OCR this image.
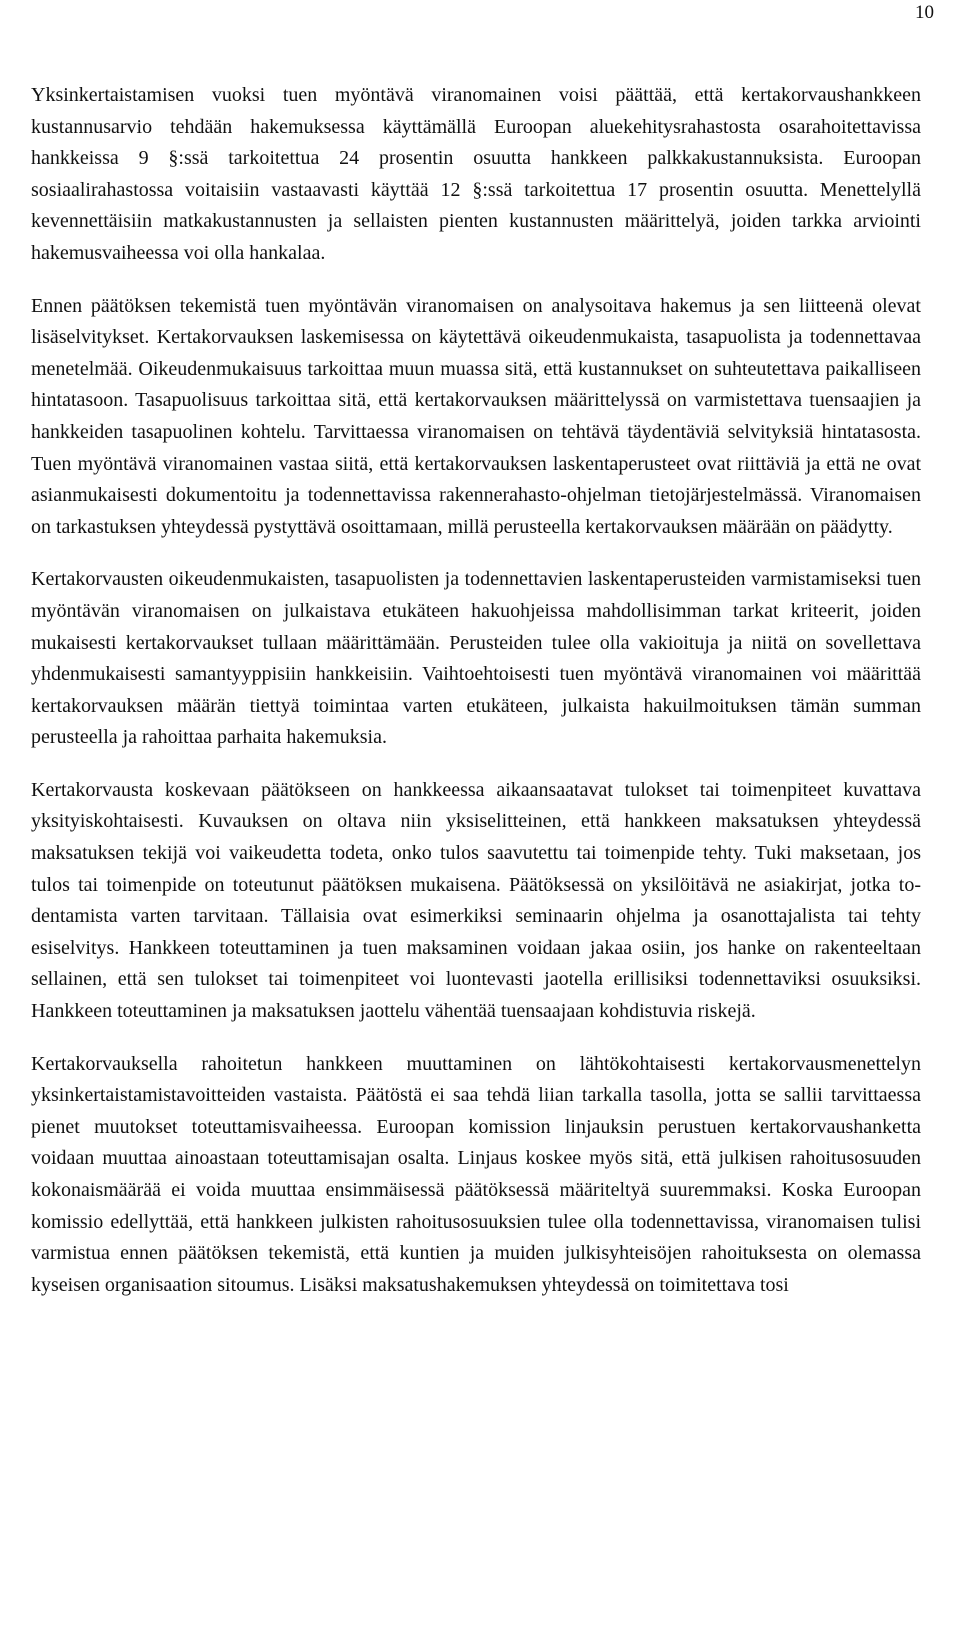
10

Yksinkertaistamisen vuoksi tuen myöntävä viranomainen voisi päättää, että kertakorvaushankkeen kustannusarvio tehdään hakemuksessa käyttämällä Euroopan aluekehitysrahastosta osarahoitettavissa hankkeissa 9 §:ssä tarkoitettua 24 prosentin osuutta hankkeen palkkakustannuksista. Euroopan sosiaalirahastossa voitaisiin vastaavasti käyttää 12 §:ssä tarkoitettua 17 prosentin osuutta. Menettelyllä kevennettäisiin matkakustannusten ja sellaisten pienten kustannusten määrittelyä, joiden tarkka arviointi hakemusvaiheessa voi olla hankalaa.

Ennen päätöksen tekemistä tuen myöntävän viranomaisen on analysoitava hakemus ja sen liitteenä olevat lisäselvitykset. Kertakorvauksen laskemisessa on käytettävä oikeudenmukaista, tasapuolista ja todennettavaa menetelmää. Oikeudenmukaisuus tarkoittaa muun muassa sitä, että kustannukset on suhteutettava paikalliseen hintatasoon. Tasapuolisuus tarkoittaa sitä, että kertakorvauksen määrittelyssä on varmistettava tuensaajien ja hankkeiden tasapuolinen kohtelu. Tarvittaessa viranomaisen on tehtävä täydentäviä selvityksiä hintatasosta. Tuen myöntävä viranomainen vastaa siitä, että kertakorvauksen laskentaperusteet ovat riittäviä ja että ne ovat asianmukaisesti dokumentoitu ja todennettavissa rakennerahasto-ohjelman tietojärjestelmässä. Viranomaisen on tarkastuksen yhteydessä pystyttävä osoittamaan, millä perusteella kertakorvauksen määrään on päädytty.

Kertakorvausten oikeudenmukaisten, tasapuolisten ja todennettavien laskentaperusteiden varmistamiseksi tuen myöntävän viranomaisen on julkaistava etukäteen hakuohjeissa mahdollisimman tarkat kriteerit, joiden mukaisesti kertakorvaukset tullaan määrittämään. Perusteiden tulee olla vakioituja ja niitä on sovellettava yhdenmukaisesti samantyyppisiin hankkeisiin. Vaihtoehtoisesti tuen myöntävä viranomainen voi määrittää kertakorvauksen määrän tiettyä toimintaa varten etukäteen, julkaista hakuilmoituksen tämän summan perusteella ja rahoittaa parhaita hakemuksia.

Kertakorvausta koskevaan päätökseen on hankkeessa aikaansaatavat tulokset tai toimenpiteet kuvattava yksityiskohtaisesti. Kuvauksen on oltava niin yksiselitteinen, että hankkeen maksatuksen yhteydessä maksatuksen tekijä voi vaikeudetta todeta, onko tulos saavutettu tai toimenpide tehty. Tuki maksetaan, jos tulos tai toimenpide on toteutunut päätöksen mukaisena. Päätöksessä on yksilöitävä ne asiakirjat, jotka todentamista varten tarvitaan. Tällaisia ovat esimerkiksi seminaarin ohjelma ja osanottajalista tai tehty esiselvitys. Hankkeen toteuttaminen ja tuen maksaminen voidaan jakaa osiin, jos hanke on rakenteeltaan sellainen, että sen tulokset tai toimenpiteet voi luontevasti jaotella erillisiksi todennettaviksi osuuksiksi. Hankkeen toteuttaminen ja maksatuksen jaottelu vähentää tuensaajaan kohdistuvia riskejä.

Kertakorvauksella rahoitetun hankkeen muuttaminen on lähtökohtaisesti kertakorvausmenettelyn yksinkertaistamistavoitteiden vastaista. Päätöstä ei saa tehdä liian tarkalla tasolla, jotta se sallii tarvittaessa pienet muutokset toteuttamisvaiheessa. Euroopan komission linjauksin perustuen kertakorvaushanketta voidaan muuttaa ainoastaan toteuttamisajan osalta. Linjaus koskee myös sitä, että julkisen rahoitusosuuden kokonaismäärää ei voida muuttaa ensimmäisessä päätöksessä määriteltyä suuremmaksi. Koska Euroopan komissio edellyttää, että hankkeen julkisten rahoitusosuuksien tulee olla todennettavissa, viranomaisen tulisi varmistua ennen päätöksen tekemistä, että kuntien ja muiden julkisyhteisöjen rahoituksesta on olemassa kyseisen organisaation sitoumus. Lisäksi maksatushakemuksen yhteydessä on toimitettava tosi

-=-=-=-=-

▶ [WHAT THE EXERCISE ASKS]: Whichever lines contain the string "todennettavissa", select and copy them.

▶ [CORRECT RESPONSE]:
Ennen päätöksen tekemistä tuen myöntävän viranomaisen on analysoitava hakemus ja sen liitteenä olevat lisäselvitykset. Kertakorvauksen laskemisessa on käytettävä oikeudenmukaista, tasapuolista ja todennettavaa menetelmää. Oikeudenmukaisuus tarkoittaa muun muassa sitä, että kustannukset on suhteutettava paikalliseen hintatasoon. Tasapuolisuus tarkoittaa sitä, että kertakorvauksen määrittelyssä on varmistettava tuensaajien ja hankkeiden tasapuolinen kohtelu. Tarvittaessa viranomaisen on tehtävä täydentäviä selvityksiä hintatasosta. Tuen myöntävä viranomainen vastaa siitä, että kertakorvauksen laskentaperusteet ovat riittäviä ja että ne ovat asianmukaisesti dokumentoitu ja todennettavissa rakennerahasto-ohjelman tietojärjestelmässä. Viranomaisen on tarkastuksen yhteydessä pystyttävä osoittamaan, millä perusteella kertakorvauksen määrään on päädytty.
Kertakorvauksella rahoitetun hankkeen muuttaminen on lähtökohtaisesti kertakorvausmenettelyn yksinkertaistamistavoitteiden vastaista. Päätöstä ei saa tehdä liian tarkalla tasolla, jotta se sallii tarvittaessa pienet muutokset toteuttamisvaiheessa. Euroopan komission linjauksin perustuen kertakorvaushanketta voidaan muuttaa ainoastaan toteuttamisajan osalta. Linjaus koskee myös sitä, että julkisen rahoitusosuuden kokonaismäärää ei voida muuttaa ensimmäisessä päätöksessä määriteltyä suuremmaksi. Koska Euroopan komissio edellyttää, että hankkeen julkisten rahoitusosuuksien tulee olla todennettavissa, viranomaisen tulisi varmistua ennen päätöksen tekemistä, että kuntien ja muiden julkisyhteisöjen rahoituksesta on olemassa kyseisen organisaation sitoumus. Lisäksi maksatushakemuksen yhteydessä on toimitettava tosi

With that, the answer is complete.